● **JOB**
For each line of the data below that holds "julio", copy the line.

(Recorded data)

════════════════

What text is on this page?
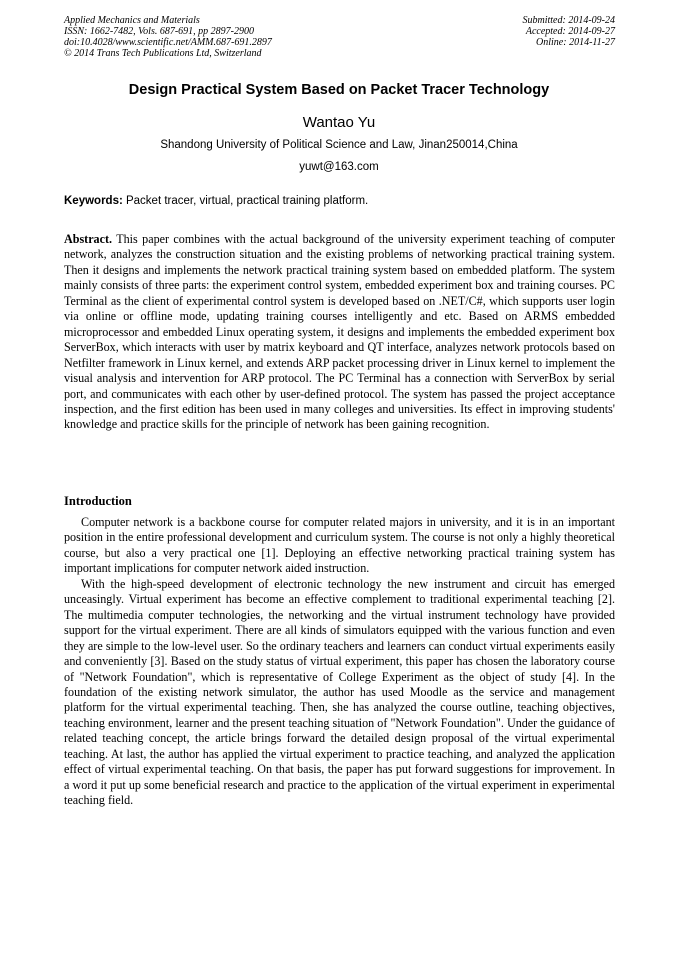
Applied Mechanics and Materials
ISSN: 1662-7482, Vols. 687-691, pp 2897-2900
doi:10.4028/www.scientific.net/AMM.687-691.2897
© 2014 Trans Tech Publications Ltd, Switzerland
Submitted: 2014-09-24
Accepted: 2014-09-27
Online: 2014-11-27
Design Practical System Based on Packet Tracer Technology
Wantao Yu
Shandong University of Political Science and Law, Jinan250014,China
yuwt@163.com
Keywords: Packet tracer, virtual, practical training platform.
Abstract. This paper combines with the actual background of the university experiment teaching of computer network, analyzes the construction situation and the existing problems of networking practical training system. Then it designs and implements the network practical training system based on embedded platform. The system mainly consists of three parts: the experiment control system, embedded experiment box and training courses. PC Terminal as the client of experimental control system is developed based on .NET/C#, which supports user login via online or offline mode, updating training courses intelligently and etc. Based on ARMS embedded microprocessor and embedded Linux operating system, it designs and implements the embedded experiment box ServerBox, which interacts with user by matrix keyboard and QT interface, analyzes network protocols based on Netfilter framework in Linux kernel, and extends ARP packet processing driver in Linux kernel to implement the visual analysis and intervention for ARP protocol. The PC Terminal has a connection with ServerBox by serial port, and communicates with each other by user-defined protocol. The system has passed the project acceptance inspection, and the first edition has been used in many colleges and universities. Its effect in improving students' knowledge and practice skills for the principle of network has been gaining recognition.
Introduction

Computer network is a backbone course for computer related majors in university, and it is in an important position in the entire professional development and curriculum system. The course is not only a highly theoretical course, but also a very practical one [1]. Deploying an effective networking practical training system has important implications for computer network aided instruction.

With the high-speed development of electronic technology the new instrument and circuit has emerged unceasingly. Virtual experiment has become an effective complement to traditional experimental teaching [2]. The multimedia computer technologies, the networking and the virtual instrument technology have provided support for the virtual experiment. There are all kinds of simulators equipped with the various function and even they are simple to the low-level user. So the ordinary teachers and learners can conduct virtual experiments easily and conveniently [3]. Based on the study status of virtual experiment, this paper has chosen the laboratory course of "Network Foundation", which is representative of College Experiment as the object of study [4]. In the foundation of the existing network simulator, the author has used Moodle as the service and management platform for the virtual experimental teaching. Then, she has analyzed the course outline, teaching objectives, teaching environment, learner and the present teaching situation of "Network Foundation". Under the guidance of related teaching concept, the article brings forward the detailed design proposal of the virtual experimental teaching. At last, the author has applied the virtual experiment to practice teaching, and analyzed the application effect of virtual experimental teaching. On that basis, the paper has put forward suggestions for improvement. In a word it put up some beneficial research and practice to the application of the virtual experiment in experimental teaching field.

════════════════

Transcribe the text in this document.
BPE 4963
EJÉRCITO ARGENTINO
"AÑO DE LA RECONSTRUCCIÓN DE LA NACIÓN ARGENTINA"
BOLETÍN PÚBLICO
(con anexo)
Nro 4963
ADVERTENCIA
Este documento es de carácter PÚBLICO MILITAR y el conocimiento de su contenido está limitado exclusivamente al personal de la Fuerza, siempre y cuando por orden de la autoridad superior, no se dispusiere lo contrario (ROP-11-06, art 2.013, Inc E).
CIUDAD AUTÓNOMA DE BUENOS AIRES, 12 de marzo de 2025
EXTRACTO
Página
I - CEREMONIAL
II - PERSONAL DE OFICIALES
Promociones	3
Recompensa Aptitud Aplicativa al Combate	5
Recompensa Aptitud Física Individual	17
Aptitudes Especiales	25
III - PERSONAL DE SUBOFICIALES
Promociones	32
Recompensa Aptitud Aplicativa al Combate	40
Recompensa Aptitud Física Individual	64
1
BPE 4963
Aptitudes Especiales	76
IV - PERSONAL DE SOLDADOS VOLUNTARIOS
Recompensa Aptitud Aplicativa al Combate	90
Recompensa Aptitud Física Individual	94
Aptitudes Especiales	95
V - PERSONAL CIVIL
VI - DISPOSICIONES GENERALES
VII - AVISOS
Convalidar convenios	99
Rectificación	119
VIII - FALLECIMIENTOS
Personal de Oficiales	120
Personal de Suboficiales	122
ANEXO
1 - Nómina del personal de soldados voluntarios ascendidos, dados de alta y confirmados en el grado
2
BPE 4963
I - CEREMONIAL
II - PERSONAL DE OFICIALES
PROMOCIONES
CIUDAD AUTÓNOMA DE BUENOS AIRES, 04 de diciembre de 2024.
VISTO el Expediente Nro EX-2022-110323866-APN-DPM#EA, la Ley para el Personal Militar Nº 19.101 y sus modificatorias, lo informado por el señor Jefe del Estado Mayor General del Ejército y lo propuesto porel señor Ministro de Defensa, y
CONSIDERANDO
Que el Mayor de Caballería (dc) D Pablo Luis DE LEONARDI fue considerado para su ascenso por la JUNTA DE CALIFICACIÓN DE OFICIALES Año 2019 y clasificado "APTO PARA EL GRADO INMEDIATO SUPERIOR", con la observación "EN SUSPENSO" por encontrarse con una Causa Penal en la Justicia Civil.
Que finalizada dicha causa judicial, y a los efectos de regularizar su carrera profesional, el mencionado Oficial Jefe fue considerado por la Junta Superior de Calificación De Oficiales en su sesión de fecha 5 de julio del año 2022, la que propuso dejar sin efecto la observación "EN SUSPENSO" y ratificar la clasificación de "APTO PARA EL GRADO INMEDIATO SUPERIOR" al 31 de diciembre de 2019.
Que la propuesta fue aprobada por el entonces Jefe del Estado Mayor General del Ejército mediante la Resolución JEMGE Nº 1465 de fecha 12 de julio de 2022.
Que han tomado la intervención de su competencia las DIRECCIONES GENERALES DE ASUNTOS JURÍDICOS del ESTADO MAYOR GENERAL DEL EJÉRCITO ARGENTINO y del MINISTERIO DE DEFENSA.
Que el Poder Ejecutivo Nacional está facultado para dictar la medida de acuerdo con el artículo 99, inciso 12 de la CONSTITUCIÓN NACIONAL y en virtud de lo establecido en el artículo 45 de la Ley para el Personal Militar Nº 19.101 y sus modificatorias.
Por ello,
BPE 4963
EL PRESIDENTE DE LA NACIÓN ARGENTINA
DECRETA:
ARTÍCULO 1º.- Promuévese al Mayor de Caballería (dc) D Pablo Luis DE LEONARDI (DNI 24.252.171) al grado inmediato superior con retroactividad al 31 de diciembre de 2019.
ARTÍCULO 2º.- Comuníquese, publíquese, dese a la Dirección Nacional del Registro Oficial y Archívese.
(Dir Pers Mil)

════════════════

● **COMPLETED EXERCISE**
Que finalizada dicha causa judicial, y a los efectos de regularizar su carrera profesional, el mencionado Oficial Jefe fue considerado por la Junta Superior de Calificación De Oficiales en su sesión de fecha 5 de julio del año 2022, la que propuso dejar sin efecto la observación "EN SUSPENSO" y ratificar la clasificación de "APTO PARA EL GRADO INMEDIATO SUPERIOR" al 31 de diciembre de 2019.
Que la propuesta fue aprobada por el entonces Jefe del Estado Mayor General del Ejército mediante la Resolución JEMGE Nº 1465 de fecha 12 de julio de 2022.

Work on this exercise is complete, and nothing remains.